**WHAT IS BEING ASKED**
Copy the material below line for line, leaving every character as it is.

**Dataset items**
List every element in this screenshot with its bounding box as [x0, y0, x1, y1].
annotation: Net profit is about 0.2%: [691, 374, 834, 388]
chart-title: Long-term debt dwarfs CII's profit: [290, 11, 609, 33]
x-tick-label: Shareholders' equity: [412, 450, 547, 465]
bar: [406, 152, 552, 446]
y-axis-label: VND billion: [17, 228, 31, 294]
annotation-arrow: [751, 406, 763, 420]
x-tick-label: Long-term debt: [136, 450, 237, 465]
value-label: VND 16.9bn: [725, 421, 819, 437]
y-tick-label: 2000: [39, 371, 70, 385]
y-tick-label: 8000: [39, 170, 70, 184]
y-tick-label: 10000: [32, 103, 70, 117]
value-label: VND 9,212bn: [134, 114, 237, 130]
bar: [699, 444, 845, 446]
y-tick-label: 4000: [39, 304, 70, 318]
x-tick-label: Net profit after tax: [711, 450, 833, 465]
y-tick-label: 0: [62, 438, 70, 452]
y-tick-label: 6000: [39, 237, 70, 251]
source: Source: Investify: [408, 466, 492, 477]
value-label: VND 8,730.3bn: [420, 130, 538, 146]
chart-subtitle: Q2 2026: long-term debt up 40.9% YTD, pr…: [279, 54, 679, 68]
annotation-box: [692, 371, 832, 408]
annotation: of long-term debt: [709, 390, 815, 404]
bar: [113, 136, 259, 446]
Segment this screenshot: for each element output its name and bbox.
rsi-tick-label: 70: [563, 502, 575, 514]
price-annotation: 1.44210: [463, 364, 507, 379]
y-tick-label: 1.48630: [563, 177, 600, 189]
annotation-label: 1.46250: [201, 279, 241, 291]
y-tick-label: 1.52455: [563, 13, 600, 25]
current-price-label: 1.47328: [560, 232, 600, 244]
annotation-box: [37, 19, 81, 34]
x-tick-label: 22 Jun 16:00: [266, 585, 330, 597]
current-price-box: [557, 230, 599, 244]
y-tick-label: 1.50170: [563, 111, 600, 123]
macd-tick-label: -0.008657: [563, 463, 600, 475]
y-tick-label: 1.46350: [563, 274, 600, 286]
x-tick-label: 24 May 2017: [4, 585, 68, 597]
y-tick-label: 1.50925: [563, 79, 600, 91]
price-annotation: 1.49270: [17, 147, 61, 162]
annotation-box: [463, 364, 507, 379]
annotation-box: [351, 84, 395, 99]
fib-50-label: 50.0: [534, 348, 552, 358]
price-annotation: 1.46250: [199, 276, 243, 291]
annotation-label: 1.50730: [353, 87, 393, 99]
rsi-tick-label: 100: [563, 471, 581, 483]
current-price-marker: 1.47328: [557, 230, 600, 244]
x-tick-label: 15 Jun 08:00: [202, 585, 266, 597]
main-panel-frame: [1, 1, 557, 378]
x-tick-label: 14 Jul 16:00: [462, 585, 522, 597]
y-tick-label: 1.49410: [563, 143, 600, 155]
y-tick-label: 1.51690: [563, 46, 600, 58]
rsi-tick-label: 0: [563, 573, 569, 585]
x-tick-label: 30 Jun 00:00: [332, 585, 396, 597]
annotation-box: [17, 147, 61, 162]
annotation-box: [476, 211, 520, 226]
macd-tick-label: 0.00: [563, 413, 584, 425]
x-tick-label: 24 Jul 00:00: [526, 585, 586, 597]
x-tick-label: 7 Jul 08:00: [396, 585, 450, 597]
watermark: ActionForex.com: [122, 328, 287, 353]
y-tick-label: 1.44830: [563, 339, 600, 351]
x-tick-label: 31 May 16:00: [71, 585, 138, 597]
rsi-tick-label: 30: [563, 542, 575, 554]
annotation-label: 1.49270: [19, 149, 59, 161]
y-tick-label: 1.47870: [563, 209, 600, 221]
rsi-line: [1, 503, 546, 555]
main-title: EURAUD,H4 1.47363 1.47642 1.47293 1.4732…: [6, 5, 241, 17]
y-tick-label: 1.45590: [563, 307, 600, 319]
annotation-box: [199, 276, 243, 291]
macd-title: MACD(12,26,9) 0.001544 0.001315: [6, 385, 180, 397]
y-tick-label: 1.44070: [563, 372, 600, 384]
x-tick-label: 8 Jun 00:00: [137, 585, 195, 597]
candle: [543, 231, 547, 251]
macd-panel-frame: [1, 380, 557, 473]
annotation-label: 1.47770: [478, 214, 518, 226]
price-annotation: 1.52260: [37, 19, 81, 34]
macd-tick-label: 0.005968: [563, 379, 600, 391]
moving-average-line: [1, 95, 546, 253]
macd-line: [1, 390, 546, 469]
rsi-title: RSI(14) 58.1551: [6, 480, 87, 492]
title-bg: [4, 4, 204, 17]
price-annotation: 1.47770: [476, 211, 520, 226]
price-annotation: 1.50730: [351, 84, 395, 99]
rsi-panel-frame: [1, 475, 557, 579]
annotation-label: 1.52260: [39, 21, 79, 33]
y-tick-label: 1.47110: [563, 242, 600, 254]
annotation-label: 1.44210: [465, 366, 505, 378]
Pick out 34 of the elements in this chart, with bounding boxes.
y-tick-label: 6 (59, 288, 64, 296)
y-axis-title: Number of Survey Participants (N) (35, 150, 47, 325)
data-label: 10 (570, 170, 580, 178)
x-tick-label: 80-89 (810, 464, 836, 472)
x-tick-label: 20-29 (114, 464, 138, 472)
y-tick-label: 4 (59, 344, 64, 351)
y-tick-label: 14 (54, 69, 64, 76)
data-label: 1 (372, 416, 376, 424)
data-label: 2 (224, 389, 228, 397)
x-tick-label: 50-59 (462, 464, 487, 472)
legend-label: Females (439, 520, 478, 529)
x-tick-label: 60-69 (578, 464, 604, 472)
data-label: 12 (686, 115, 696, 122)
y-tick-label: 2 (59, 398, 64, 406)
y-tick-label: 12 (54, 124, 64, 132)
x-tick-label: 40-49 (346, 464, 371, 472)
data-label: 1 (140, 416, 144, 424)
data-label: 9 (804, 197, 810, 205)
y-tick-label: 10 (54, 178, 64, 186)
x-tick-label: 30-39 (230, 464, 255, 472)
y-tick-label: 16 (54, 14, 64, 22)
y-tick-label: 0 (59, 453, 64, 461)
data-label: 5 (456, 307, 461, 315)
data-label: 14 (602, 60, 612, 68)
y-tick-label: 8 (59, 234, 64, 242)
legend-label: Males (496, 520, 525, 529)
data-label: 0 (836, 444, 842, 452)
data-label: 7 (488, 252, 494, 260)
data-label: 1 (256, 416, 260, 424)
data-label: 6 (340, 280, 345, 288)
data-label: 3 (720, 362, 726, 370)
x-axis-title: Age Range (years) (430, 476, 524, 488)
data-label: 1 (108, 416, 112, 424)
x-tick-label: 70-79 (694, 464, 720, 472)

**RESULT**
List every element in this screenshot with its bounding box as [x0, y0, x1, y1].
annotation: Net profit is about 0.2%: [691, 374, 834, 388]
chart-title: Long-term debt dwarfs CII's profit: [290, 11, 609, 33]
x-tick-label: Shareholders' equity: [412, 450, 547, 465]
bar: [406, 152, 552, 446]
y-axis-label: VND billion: [17, 228, 31, 294]
annotation-arrow: [751, 406, 763, 420]
x-tick-label: Long-term debt: [136, 450, 237, 465]
value-label: VND 16.9bn: [725, 421, 819, 437]
y-tick-label: 2000: [39, 371, 70, 385]
y-tick-label: 8000: [39, 170, 70, 184]
y-tick-label: 10000: [32, 103, 70, 117]
value-label: VND 9,212bn: [134, 114, 237, 130]
bar: [699, 444, 845, 446]
y-tick-label: 4000: [39, 304, 70, 318]
x-tick-label: Net profit after tax: [711, 450, 833, 465]
y-tick-label: 0: [62, 438, 70, 452]
y-tick-label: 6000: [39, 237, 70, 251]
source: Source: Investify: [408, 466, 492, 477]
value-label: VND 8,730.3bn: [420, 130, 538, 146]
chart-subtitle: Q2 2026: long-term debt up 40.9% YTD, pr…: [279, 54, 679, 68]
annotation-box: [692, 371, 832, 408]
annotation: of long-term debt: [709, 390, 815, 404]
bar: [113, 136, 259, 446]
Segment this screenshot: for each element output its name and bbox.
rsi-tick-label: 70: [563, 502, 575, 514]
price-annotation: 1.44210: [463, 364, 507, 379]
y-tick-label: 1.48630: [563, 177, 600, 189]
annotation-label: 1.46250: [201, 279, 241, 291]
y-tick-label: 1.52455: [563, 13, 600, 25]
current-price-label: 1.47328: [560, 232, 600, 244]
annotation-box: [37, 19, 81, 34]
x-tick-label: 22 Jun 16:00: [266, 585, 330, 597]
current-price-box: [557, 230, 599, 244]
y-tick-label: 1.50170: [563, 111, 600, 123]
macd-tick-label: -0.008657: [563, 463, 600, 475]
y-tick-label: 1.46350: [563, 274, 600, 286]
x-tick-label: 24 May 2017: [4, 585, 68, 597]
y-tick-label: 1.50925: [563, 79, 600, 91]
price-annotation: 1.49270: [17, 147, 61, 162]
annotation-box: [463, 364, 507, 379]
annotation-box: [351, 84, 395, 99]
fib-50-label: 50.0: [534, 348, 552, 358]
price-annotation: 1.46250: [199, 276, 243, 291]
annotation-label: 1.50730: [353, 87, 393, 99]
rsi-tick-label: 100: [563, 471, 581, 483]
current-price-marker: 1.47328: [557, 230, 600, 244]
x-tick-label: 15 Jun 08:00: [202, 585, 266, 597]
main-panel-frame: [1, 1, 557, 378]
x-tick-label: 14 Jul 16:00: [462, 585, 522, 597]
y-tick-label: 1.49410: [563, 143, 600, 155]
y-tick-label: 1.51690: [563, 46, 600, 58]
rsi-tick-label: 0: [563, 573, 569, 585]
x-tick-label: 30 Jun 00:00: [332, 585, 396, 597]
annotation-box: [17, 147, 61, 162]
annotation-box: [476, 211, 520, 226]
macd-tick-label: 0.00: [563, 413, 584, 425]
x-tick-label: 24 Jul 00:00: [526, 585, 586, 597]
x-tick-label: 7 Jul 08:00: [396, 585, 450, 597]
watermark: ActionForex.com: [122, 328, 287, 353]
y-tick-label: 1.44830: [563, 339, 600, 351]
x-tick-label: 31 May 16:00: [71, 585, 138, 597]
rsi-tick-label: 30: [563, 542, 575, 554]
annotation-label: 1.49270: [19, 149, 59, 161]
y-tick-label: 1.47870: [563, 209, 600, 221]
rsi-line: [1, 503, 546, 555]
main-title: EURAUD,H4 1.47363 1.47642 1.47293 1.4732…: [6, 5, 241, 17]
y-tick-label: 1.45590: [563, 307, 600, 319]
annotation-box: [199, 276, 243, 291]
macd-title: MACD(12,26,9) 0.001544 0.001315: [6, 385, 180, 397]
y-tick-label: 1.44070: [563, 372, 600, 384]
x-tick-label: 8 Jun 00:00: [137, 585, 195, 597]
candle: [543, 231, 547, 251]
macd-panel-frame: [1, 380, 557, 473]
annotation-label: 1.47770: [478, 214, 518, 226]
price-annotation: 1.52260: [37, 19, 81, 34]
macd-tick-label: 0.005968: [563, 379, 600, 391]
moving-average-line: [1, 95, 546, 253]
macd-line: [1, 390, 546, 469]
rsi-title: RSI(14) 58.1551: [6, 480, 87, 492]
title-bg: [4, 4, 204, 17]
price-annotation: 1.47770: [476, 211, 520, 226]
price-annotation: 1.50730: [351, 84, 395, 99]
rsi-panel-frame: [1, 475, 557, 579]
annotation-label: 1.52260: [39, 21, 79, 33]
y-tick-label: 1.47110: [563, 242, 600, 254]
annotation-label: 1.44210: [465, 366, 505, 378]
Pick out 34 of the elements in this chart, with bounding boxes.
y-tick-label: 6 (59, 288, 64, 296)
y-axis-title: Number of Survey Participants (N) (35, 150, 47, 325)
data-label: 10 (570, 170, 580, 178)
x-tick-label: 80-89 (810, 464, 836, 472)
x-tick-label: 20-29 (114, 464, 138, 472)
y-tick-label: 4 (59, 344, 64, 351)
y-tick-label: 14 (54, 69, 64, 76)
data-label: 1 (372, 416, 376, 424)
data-label: 2 (224, 389, 228, 397)
x-tick-label: 50-59 (462, 464, 487, 472)
legend-label: Females (439, 520, 478, 529)
x-tick-label: 60-69 (578, 464, 604, 472)
data-label: 12 (686, 115, 696, 122)
y-tick-label: 2 (59, 398, 64, 406)
y-tick-label: 12 (54, 124, 64, 132)
x-tick-label: 40-49 (346, 464, 371, 472)
data-label: 1 (140, 416, 144, 424)
data-label: 9 (804, 197, 810, 205)
y-tick-label: 10 (54, 178, 64, 186)
x-tick-label: 30-39 (230, 464, 255, 472)
y-tick-label: 16 (54, 14, 64, 22)
y-tick-label: 0 (59, 453, 64, 461)
data-label: 5 (456, 307, 461, 315)
data-label: 14 (602, 60, 612, 68)
y-tick-label: 8 (59, 234, 64, 242)
legend-label: Males (496, 520, 525, 529)
data-label: 0 (836, 444, 842, 452)
data-label: 7 (488, 252, 494, 260)
data-label: 1 (256, 416, 260, 424)
data-label: 6 (340, 280, 345, 288)
data-label: 3 (720, 362, 726, 370)
x-axis-title: Age Range (years) (430, 476, 524, 488)
data-label: 1 (108, 416, 112, 424)
x-tick-label: 70-79 (694, 464, 720, 472)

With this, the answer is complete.